**GIVEN REQUEST**
Can you print every record below exactly as written?
[START INFORMATION GIVEN]
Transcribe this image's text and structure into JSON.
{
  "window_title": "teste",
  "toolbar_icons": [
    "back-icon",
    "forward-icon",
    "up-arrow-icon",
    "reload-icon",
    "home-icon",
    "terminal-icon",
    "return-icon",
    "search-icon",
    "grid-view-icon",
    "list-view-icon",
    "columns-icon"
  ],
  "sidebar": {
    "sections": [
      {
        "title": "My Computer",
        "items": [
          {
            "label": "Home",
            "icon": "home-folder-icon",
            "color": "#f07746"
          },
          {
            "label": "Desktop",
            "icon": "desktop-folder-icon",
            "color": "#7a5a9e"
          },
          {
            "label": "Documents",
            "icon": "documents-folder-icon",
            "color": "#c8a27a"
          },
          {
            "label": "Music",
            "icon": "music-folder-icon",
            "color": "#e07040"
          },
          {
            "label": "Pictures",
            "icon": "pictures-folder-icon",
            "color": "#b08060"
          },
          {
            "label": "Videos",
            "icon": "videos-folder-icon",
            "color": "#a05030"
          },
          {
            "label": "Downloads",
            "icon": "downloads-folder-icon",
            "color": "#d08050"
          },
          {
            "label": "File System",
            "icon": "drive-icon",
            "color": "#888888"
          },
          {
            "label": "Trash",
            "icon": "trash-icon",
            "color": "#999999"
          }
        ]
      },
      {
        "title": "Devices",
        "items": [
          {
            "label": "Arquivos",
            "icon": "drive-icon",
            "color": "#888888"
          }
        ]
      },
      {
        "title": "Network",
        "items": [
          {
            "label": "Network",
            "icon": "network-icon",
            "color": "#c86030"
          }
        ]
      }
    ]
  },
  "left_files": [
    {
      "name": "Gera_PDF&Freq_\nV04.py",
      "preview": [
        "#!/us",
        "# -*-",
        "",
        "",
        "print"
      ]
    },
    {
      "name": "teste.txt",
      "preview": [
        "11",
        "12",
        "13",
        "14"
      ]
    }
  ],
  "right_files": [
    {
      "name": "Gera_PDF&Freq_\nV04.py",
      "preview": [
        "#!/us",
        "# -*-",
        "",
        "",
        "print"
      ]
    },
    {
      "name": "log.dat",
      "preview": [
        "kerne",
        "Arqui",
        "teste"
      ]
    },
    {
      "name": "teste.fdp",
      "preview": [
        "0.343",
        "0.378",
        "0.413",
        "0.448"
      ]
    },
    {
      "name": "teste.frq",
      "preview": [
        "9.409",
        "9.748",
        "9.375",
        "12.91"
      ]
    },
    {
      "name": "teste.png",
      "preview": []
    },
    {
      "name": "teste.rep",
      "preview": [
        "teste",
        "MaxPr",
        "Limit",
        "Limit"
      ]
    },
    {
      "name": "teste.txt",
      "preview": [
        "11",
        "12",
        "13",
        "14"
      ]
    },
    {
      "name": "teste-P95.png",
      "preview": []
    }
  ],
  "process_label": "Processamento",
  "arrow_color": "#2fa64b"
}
[END INFORMATION GIVEN]
**COMPLETED TASK**
Transcribe this image's text and structure into JSON.
{
  "window_title": "teste",
  "toolbar_icons": [
    "back-icon",
    "forward-icon",
    "up-arrow-icon",
    "reload-icon",
    "home-icon",
    "terminal-icon",
    "return-icon",
    "search-icon",
    "grid-view-icon",
    "list-view-icon",
    "columns-icon"
  ],
  "sidebar": {
    "sections": [
      {
        "title": "My Computer",
        "items": [
          {
            "label": "Home",
            "icon": "home-folder-icon",
            "color": "#f07746"
          },
          {
            "label": "Desktop",
            "icon": "desktop-folder-icon",
            "color": "#7a5a9e"
          },
          {
            "label": "Documents",
            "icon": "documents-folder-icon",
            "color": "#c8a27a"
          },
          {
            "label": "Music",
            "icon": "music-folder-icon",
            "color": "#e07040"
          },
          {
            "label": "Pictures",
            "icon": "pictures-folder-icon",
            "color": "#b08060"
          },
          {
            "label": "Videos",
            "icon": "videos-folder-icon",
            "color": "#a05030"
          },
          {
            "label": "Downloads",
            "icon": "downloads-folder-icon",
            "color": "#d08050"
          },
          {
            "label": "File System",
            "icon": "drive-icon",
            "color": "#888888"
          },
          {
            "label": "Trash",
            "icon": "trash-icon",
            "color": "#999999"
          }
        ]
      },
      {
        "title": "Devices",
        "items": [
          {
            "label": "Arquivos",
            "icon": "drive-icon",
            "color": "#888888"
          }
        ]
      },
      {
        "title": "Network",
        "items": [
          {
            "label": "Network",
            "icon": "network-icon",
            "color": "#c86030"
          }
        ]
      }
    ]
  },
  "left_files": [
    {
      "name": "Gera_PDF&Freq_\nV04.py",
      "preview": [
        "#!/us",
        "# -*-",
        "",
        "",
        "print"
      ]
    },
    {
      "name": "teste.txt",
      "preview": [
        "11",
        "12",
        "13",
        "14"
      ]
    }
  ],
  "right_files": [
    {
      "name": "Gera_PDF&Freq_\nV04.py",
      "preview": [
        "#!/us",
        "# -*-",
        "",
        "",
        "print"
      ]
    },
    {
      "name": "log.dat",
      "preview": [
        "kerne",
        "Arqui",
        "teste"
      ]
    },
    {
      "name": "teste.fdp",
      "preview": [
        "0.343",
        "0.378",
        "0.413",
        "0.448"
      ]
    },
    {
      "name": "teste.frq",
      "preview": [
        "9.409",
        "9.748",
        "9.375",
        "12.91"
      ]
    },
    {
      "name": "teste.png",
      "preview": []
    },
    {
      "name": "teste.rep",
      "preview": [
        "teste",
        "MaxPr",
        "Limit",
        "Limit"
      ]
    },
    {
      "name": "teste.txt",
      "preview": [
        "11",
        "12",
        "13",
        "14"
      ]
    },
    {
      "name": "teste-P95.png",
      "preview": []
    }
  ],
  "process_label": "Processamento",
  "arrow_color": "#2fa64b"
}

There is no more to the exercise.